What is required - Quote the records that follow in full, leaving the pictures out.

Entries -
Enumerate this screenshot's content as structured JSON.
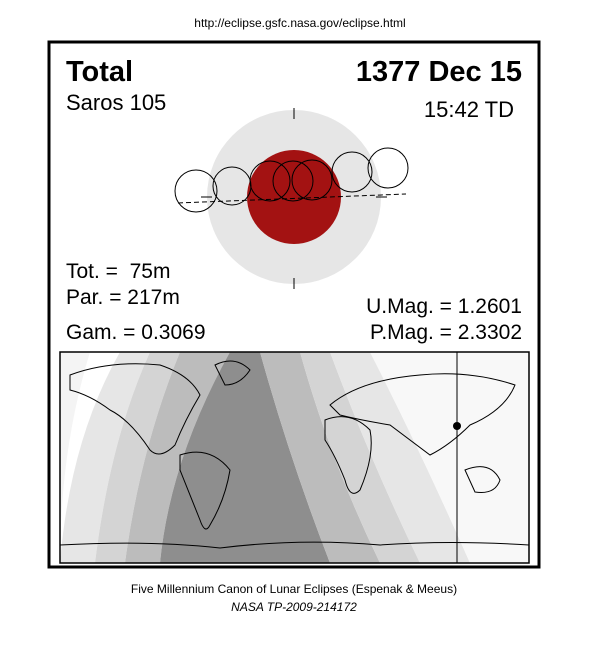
{
  "header": {
    "url": "http://eclipse.gsfc.nasa.gov/eclipse.html"
  },
  "eclipse": {
    "type": "Total",
    "date": "1377 Dec 15",
    "saros": "Saros 105",
    "time": "15:42 TD"
  },
  "stats": {
    "totality": "Tot. =  75m",
    "partial": "Par. = 217m",
    "gamma": "Gam. = 0.3069",
    "umbral_magnitude": "U.Mag. = 1.2601",
    "penumbral_magnitude": "P.Mag. = 2.3302"
  },
  "footer": {
    "canon": "Five Millennium Canon of Lunar Eclipses (Espenak & Meeus)",
    "publication": "NASA TP-2009-214172"
  }
}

Answer to the problem -
Enumerate this screenshot's content as structured JSON.
{
  "header": {
    "url": "http://eclipse.gsfc.nasa.gov/eclipse.html"
  },
  "eclipse": {
    "type": "Total",
    "date": "1377 Dec 15",
    "saros": "Saros 105",
    "time": "15:42 TD"
  },
  "stats": {
    "totality": "Tot. =  75m",
    "partial": "Par. = 217m",
    "gamma": "Gam. = 0.3069",
    "umbral_magnitude": "U.Mag. = 1.2601",
    "penumbral_magnitude": "P.Mag. = 2.3302"
  },
  "footer": {
    "canon": "Five Millennium Canon of Lunar Eclipses (Espenak & Meeus)",
    "publication": "NASA TP-2009-214172"
  }
}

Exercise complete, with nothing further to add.